AVAILABLE DATA |
** Begin **

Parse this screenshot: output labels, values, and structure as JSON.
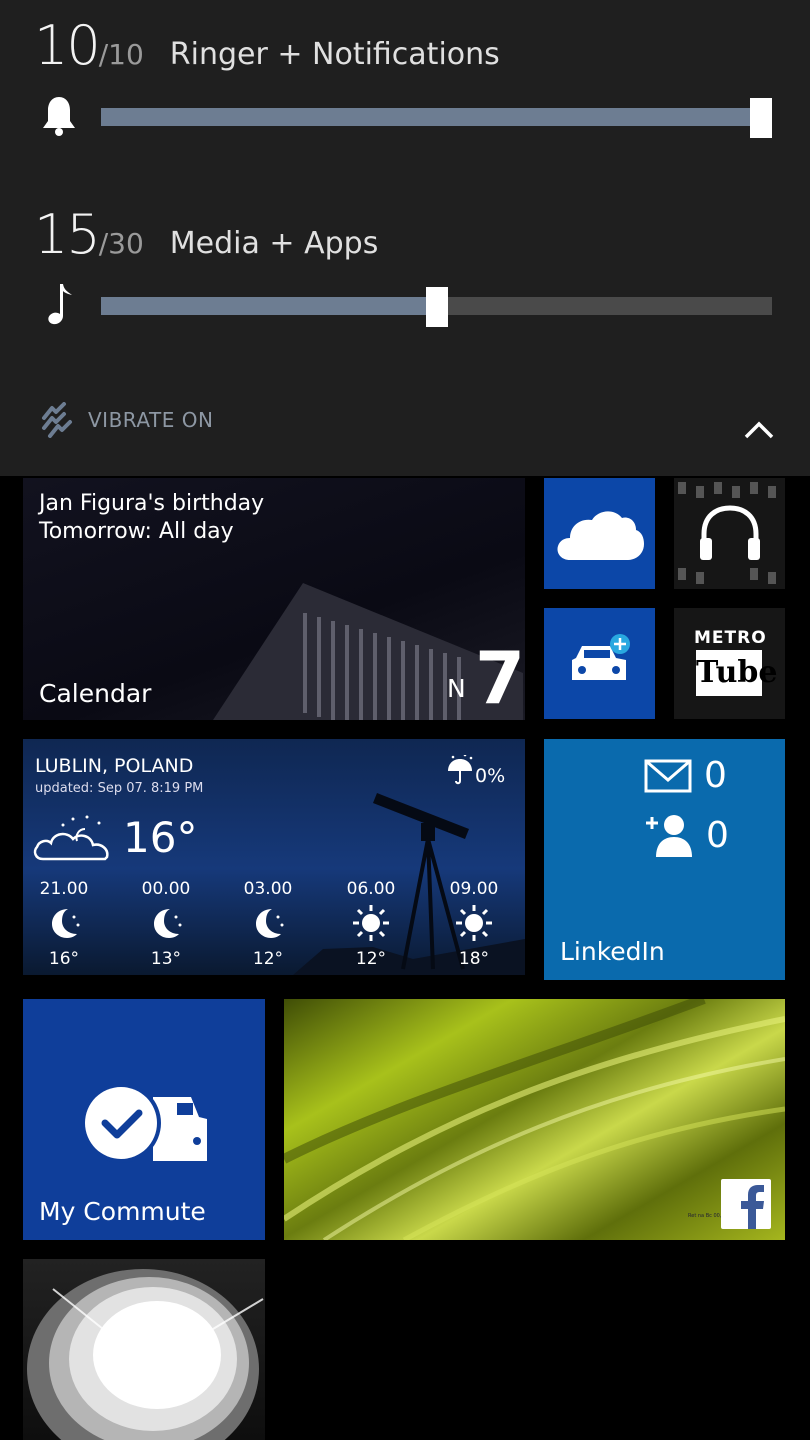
{
  "volume": {
    "ringer": {
      "value": "10",
      "max": "/10",
      "label": "Ringer + Notifications",
      "level": 1.0
    },
    "media": {
      "value": "15",
      "max": "/30",
      "label": "Media + Apps",
      "level": 0.5
    },
    "vibrate_label": "VIBRATE ON",
    "icons": {
      "ringer": "bell-icon",
      "media": "music-note-icon",
      "vibrate": "vibrate-icon",
      "collapse": "chevron-up-icon"
    }
  },
  "tiles": {
    "calendar": {
      "event_title": "Jan Figura's birthday",
      "event_time": "Tomorrow: All day",
      "label": "Calendar",
      "weekday": "N",
      "day": "7"
    },
    "onedrive": {
      "icon": "cloud-icon"
    },
    "music": {
      "icon": "headphones-icon"
    },
    "drive": {
      "icon": "car-plus-icon"
    },
    "metrotube": {
      "top": "METRO",
      "box": "Tube"
    },
    "weather": {
      "city": "LUBLIN, POLAND",
      "updated": "updated: Sep 07. 8:19 PM",
      "temp": "16°",
      "rain": "0%",
      "hours": [
        {
          "time": "21.00",
          "icon": "moon-icon",
          "temp": "16°"
        },
        {
          "time": "00.00",
          "icon": "moon-icon",
          "temp": "13°"
        },
        {
          "time": "03.00",
          "icon": "moon-icon",
          "temp": "12°"
        },
        {
          "time": "06.00",
          "icon": "sun-icon",
          "temp": "12°"
        },
        {
          "time": "09.00",
          "icon": "sun-icon",
          "temp": "18°"
        }
      ]
    },
    "linkedin": {
      "messages": "0",
      "invites": "0",
      "label": "LinkedIn"
    },
    "commute": {
      "label": "My Commute"
    },
    "facebook": {
      "icon": "facebook-icon",
      "small_text": "Ret na Bc 00, P"
    },
    "flashlight": {
      "icon": "flashlight-icon"
    }
  },
  "colors": {
    "panel_bg": "#1f1f1f",
    "slider_fill": "#6d7d92",
    "tile_blue": "#0c47a8",
    "linkedin_blue": "#0a6aad"
  }
}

** End **

PROBLEM STATEMENT |
Each record above must be returned exactly as written, with its pictures omitted.

OUTPUT BELOW |
Parse this screenshot: output labels, values, and structure as JSON.
{
  "volume": {
    "ringer": {
      "value": "10",
      "max": "/10",
      "label": "Ringer + Notifications",
      "level": 1.0
    },
    "media": {
      "value": "15",
      "max": "/30",
      "label": "Media + Apps",
      "level": 0.5
    },
    "vibrate_label": "VIBRATE ON",
    "icons": {
      "ringer": "bell-icon",
      "media": "music-note-icon",
      "vibrate": "vibrate-icon",
      "collapse": "chevron-up-icon"
    }
  },
  "tiles": {
    "calendar": {
      "event_title": "Jan Figura's birthday",
      "event_time": "Tomorrow: All day",
      "label": "Calendar",
      "weekday": "N",
      "day": "7"
    },
    "onedrive": {
      "icon": "cloud-icon"
    },
    "music": {
      "icon": "headphones-icon"
    },
    "drive": {
      "icon": "car-plus-icon"
    },
    "metrotube": {
      "top": "METRO",
      "box": "Tube"
    },
    "weather": {
      "city": "LUBLIN, POLAND",
      "updated": "updated: Sep 07. 8:19 PM",
      "temp": "16°",
      "rain": "0%",
      "hours": [
        {
          "time": "21.00",
          "icon": "moon-icon",
          "temp": "16°"
        },
        {
          "time": "00.00",
          "icon": "moon-icon",
          "temp": "13°"
        },
        {
          "time": "03.00",
          "icon": "moon-icon",
          "temp": "12°"
        },
        {
          "time": "06.00",
          "icon": "sun-icon",
          "temp": "12°"
        },
        {
          "time": "09.00",
          "icon": "sun-icon",
          "temp": "18°"
        }
      ]
    },
    "linkedin": {
      "messages": "0",
      "invites": "0",
      "label": "LinkedIn"
    },
    "commute": {
      "label": "My Commute"
    },
    "facebook": {
      "icon": "facebook-icon",
      "small_text": "Ret na Bc 00, P"
    },
    "flashlight": {
      "icon": "flashlight-icon"
    }
  },
  "colors": {
    "panel_bg": "#1f1f1f",
    "slider_fill": "#6d7d92",
    "tile_blue": "#0c47a8",
    "linkedin_blue": "#0a6aad"
  }
}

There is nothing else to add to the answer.